EXERCISE AIM >> Gather each line containing the string "status" from these entries.

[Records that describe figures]

====

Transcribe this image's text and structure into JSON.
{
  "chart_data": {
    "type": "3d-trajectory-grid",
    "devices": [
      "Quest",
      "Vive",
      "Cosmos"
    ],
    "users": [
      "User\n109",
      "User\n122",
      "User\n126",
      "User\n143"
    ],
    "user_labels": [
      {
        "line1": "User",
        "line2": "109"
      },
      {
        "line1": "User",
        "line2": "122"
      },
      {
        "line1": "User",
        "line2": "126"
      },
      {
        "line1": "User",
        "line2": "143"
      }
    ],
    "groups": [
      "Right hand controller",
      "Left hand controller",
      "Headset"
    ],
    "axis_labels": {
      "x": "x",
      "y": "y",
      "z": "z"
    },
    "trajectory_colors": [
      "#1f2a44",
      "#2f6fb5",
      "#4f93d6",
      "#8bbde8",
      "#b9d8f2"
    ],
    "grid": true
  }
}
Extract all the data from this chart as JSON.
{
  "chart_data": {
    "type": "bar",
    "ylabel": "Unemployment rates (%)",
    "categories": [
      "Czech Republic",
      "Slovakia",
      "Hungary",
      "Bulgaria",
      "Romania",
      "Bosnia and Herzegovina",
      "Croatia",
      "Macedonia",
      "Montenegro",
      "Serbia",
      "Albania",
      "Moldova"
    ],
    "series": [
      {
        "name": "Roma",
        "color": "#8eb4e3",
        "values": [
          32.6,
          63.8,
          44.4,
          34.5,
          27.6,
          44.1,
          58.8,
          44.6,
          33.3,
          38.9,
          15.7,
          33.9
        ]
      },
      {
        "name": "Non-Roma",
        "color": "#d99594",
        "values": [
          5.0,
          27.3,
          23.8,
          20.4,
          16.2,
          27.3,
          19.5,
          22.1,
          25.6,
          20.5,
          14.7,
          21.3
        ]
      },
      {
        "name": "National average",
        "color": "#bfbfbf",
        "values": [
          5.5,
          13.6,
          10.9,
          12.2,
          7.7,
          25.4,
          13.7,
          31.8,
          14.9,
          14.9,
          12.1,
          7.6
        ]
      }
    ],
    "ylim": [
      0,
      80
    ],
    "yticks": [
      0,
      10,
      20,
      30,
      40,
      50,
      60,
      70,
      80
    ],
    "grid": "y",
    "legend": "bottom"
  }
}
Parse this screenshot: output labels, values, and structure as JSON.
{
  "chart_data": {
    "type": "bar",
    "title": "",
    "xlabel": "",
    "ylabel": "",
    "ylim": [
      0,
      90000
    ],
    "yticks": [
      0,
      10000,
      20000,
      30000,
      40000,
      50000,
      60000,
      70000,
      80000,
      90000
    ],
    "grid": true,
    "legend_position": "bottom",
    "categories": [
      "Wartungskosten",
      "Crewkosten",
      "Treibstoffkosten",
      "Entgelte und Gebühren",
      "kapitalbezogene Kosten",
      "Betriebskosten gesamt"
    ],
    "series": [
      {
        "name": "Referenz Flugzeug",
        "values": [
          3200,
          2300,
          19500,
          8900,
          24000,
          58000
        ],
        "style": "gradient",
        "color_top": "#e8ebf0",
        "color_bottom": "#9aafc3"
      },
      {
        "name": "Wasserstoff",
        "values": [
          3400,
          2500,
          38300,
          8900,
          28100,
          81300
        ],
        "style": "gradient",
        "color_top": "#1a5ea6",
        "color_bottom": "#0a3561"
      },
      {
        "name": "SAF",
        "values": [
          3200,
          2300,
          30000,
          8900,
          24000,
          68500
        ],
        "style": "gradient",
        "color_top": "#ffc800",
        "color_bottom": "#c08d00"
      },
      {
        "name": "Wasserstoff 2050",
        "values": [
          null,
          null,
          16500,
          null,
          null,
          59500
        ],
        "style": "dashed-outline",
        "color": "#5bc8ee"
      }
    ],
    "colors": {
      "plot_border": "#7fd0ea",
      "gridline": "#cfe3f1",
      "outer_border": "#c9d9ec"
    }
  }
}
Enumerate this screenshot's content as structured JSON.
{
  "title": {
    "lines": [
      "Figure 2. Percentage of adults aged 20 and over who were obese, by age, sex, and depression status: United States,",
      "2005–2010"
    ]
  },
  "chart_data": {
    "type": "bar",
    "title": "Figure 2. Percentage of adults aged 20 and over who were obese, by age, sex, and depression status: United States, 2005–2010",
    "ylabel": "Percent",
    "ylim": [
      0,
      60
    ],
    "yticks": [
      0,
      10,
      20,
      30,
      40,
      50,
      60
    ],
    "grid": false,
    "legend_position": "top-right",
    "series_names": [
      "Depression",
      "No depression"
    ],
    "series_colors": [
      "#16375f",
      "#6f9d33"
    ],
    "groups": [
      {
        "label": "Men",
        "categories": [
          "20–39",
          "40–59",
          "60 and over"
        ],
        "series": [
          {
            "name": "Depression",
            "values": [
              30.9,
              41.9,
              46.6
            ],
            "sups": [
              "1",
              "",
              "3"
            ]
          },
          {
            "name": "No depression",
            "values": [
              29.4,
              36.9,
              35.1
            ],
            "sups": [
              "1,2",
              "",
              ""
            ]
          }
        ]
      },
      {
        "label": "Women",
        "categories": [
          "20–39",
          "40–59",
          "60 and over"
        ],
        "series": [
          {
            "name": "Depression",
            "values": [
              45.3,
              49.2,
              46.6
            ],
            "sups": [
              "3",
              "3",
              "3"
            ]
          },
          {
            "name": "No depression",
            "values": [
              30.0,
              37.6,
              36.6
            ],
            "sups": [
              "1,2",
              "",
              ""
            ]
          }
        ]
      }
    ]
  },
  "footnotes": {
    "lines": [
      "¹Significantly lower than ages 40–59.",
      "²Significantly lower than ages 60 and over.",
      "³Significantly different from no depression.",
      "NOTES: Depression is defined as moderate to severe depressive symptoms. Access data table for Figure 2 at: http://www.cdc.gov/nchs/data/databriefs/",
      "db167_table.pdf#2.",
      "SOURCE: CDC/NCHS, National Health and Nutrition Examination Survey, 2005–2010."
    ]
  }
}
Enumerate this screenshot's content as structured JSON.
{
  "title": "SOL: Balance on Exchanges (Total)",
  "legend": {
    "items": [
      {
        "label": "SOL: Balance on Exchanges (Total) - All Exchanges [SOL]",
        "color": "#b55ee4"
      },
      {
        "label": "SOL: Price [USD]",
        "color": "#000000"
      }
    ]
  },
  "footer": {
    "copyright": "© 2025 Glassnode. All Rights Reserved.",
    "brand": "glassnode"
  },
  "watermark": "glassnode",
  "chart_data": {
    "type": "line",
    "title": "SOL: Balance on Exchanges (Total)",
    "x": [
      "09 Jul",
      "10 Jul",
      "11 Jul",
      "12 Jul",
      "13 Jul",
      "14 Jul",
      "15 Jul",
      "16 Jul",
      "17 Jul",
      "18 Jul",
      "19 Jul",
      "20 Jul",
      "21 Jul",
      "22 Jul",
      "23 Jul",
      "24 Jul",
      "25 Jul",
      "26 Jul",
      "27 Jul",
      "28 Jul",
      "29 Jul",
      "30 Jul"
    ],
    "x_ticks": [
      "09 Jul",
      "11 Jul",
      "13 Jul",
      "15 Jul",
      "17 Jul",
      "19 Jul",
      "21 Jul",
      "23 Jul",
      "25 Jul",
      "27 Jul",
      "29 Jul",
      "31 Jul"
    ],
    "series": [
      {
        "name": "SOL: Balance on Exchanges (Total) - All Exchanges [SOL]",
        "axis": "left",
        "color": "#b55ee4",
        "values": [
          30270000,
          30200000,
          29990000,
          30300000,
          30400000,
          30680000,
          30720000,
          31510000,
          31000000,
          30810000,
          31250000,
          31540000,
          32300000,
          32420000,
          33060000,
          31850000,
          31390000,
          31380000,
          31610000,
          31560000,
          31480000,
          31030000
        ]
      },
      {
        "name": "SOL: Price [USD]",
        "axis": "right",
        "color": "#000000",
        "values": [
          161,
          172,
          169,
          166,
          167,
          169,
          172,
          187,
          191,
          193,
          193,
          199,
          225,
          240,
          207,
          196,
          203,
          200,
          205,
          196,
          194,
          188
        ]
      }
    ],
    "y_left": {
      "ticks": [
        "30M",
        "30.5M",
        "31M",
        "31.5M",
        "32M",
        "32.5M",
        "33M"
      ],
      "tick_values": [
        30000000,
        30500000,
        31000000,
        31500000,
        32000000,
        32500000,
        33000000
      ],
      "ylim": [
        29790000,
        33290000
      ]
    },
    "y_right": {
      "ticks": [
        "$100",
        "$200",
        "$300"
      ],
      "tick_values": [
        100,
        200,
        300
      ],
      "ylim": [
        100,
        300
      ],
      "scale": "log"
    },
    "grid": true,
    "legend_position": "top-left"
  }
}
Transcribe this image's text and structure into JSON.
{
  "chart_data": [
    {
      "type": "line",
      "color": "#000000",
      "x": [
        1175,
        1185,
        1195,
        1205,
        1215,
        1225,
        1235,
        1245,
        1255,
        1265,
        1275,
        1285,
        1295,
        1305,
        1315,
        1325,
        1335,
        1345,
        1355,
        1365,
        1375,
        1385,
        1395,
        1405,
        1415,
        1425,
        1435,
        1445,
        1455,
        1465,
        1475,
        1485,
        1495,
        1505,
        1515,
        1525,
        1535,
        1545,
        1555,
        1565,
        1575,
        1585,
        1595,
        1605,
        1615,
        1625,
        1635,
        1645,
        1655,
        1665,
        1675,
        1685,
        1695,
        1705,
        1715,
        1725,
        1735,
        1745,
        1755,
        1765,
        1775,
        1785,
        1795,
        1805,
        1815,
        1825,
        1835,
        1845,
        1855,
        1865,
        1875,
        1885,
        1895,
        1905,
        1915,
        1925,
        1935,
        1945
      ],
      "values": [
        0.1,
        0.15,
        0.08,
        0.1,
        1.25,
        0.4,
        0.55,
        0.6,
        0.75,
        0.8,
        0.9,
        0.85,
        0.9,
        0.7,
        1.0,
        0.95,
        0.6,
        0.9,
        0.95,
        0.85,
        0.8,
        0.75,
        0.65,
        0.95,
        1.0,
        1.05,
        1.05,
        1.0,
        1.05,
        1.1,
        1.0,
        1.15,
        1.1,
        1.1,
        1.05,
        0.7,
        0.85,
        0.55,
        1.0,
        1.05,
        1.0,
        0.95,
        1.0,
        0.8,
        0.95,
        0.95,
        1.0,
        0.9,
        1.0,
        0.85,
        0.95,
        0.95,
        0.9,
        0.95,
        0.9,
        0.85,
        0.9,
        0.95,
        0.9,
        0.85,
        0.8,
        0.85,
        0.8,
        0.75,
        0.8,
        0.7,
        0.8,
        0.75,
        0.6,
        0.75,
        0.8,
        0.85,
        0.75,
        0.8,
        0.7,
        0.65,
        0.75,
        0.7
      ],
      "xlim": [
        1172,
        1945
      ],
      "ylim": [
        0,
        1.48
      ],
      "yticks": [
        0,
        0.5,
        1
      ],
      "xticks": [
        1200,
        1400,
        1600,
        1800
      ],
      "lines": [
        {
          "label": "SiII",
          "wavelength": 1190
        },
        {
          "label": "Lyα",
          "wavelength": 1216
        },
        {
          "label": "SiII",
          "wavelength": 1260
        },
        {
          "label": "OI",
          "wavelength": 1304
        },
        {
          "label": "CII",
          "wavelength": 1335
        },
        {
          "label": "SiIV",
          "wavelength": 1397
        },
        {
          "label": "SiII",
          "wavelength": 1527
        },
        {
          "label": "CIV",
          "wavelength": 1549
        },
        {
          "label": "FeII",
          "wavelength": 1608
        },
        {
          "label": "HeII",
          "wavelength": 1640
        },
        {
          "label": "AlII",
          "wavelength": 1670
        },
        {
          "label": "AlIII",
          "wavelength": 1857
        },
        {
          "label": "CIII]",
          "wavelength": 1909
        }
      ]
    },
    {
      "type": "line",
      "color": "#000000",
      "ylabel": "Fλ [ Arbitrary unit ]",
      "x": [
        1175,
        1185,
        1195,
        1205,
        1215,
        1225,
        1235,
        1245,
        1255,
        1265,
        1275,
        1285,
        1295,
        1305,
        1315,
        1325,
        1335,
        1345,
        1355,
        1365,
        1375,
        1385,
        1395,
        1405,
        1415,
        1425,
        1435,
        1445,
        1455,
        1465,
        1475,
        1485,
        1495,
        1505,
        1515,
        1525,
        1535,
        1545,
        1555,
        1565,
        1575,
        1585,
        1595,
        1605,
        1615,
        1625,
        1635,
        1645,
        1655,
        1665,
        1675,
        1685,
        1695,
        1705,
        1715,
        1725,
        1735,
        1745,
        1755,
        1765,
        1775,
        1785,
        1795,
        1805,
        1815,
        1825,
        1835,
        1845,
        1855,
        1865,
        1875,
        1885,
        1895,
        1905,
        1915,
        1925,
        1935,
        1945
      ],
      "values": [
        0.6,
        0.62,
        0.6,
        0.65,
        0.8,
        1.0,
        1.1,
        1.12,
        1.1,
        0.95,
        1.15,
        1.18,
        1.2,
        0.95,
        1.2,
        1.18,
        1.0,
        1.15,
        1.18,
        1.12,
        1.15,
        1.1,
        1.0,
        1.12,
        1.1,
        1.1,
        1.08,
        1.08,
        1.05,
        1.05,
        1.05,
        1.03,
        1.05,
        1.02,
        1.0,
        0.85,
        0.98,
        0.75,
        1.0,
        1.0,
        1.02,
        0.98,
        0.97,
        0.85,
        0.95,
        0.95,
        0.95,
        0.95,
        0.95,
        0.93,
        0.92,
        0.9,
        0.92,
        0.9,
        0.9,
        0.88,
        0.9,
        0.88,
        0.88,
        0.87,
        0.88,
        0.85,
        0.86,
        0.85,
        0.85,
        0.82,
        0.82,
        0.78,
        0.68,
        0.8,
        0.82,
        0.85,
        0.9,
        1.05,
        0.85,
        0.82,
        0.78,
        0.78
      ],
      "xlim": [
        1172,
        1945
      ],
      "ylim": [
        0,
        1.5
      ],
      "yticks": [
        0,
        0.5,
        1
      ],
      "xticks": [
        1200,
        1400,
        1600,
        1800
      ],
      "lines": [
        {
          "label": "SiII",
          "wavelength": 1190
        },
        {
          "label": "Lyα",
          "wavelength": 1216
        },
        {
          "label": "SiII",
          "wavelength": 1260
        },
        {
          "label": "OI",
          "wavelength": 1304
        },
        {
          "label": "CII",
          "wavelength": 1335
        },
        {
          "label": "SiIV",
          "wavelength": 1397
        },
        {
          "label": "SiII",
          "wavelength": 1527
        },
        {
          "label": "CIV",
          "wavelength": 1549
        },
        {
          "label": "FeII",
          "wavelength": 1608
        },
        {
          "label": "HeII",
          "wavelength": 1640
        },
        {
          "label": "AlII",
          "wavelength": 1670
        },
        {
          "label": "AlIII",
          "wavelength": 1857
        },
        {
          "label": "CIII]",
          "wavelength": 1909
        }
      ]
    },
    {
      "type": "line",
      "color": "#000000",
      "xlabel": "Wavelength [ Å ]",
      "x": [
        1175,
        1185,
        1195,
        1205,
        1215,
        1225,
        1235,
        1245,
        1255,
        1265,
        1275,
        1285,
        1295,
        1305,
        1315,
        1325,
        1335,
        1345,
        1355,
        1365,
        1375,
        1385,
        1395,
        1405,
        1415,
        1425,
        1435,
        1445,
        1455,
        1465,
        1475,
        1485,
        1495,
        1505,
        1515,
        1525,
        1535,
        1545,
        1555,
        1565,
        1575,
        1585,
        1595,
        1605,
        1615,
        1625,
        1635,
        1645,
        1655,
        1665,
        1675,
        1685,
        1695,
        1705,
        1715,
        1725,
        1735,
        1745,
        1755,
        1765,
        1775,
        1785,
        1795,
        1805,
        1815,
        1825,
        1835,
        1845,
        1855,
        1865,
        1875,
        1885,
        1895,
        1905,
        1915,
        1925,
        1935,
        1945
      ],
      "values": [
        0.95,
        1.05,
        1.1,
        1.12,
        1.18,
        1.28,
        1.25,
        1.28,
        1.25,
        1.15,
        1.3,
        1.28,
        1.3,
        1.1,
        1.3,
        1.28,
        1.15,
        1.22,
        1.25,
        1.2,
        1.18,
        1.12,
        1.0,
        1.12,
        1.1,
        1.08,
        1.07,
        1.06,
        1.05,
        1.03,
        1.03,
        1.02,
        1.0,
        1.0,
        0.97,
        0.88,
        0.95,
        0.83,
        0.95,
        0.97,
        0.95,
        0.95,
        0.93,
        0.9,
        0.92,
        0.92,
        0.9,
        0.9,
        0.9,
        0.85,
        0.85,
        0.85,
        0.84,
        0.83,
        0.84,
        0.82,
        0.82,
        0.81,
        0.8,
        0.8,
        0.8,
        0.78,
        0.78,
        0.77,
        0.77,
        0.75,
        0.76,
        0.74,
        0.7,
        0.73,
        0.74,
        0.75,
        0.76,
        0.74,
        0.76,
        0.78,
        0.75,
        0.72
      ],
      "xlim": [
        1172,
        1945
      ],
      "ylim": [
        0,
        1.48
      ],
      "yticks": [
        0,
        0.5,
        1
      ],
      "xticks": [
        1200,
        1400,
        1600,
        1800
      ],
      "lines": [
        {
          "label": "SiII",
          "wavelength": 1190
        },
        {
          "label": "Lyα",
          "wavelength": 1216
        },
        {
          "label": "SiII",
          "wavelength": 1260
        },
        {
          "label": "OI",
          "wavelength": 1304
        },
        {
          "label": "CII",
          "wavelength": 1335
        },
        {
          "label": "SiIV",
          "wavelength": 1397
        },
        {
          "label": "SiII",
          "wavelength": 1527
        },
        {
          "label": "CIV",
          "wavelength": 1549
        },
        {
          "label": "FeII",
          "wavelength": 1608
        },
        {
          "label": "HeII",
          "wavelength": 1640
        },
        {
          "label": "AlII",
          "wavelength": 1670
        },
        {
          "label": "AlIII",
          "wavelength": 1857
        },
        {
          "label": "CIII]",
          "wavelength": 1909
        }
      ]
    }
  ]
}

====

ANSWER TO THE PROBLEM >>
      "Figure 2. Percentage of adults aged 20 and over who were obese, by age, sex, and depression status: United States,",
    "title": "Figure 2. Percentage of adults aged 20 and over who were obese, by age, sex, and depression status: United States, 2005–2010",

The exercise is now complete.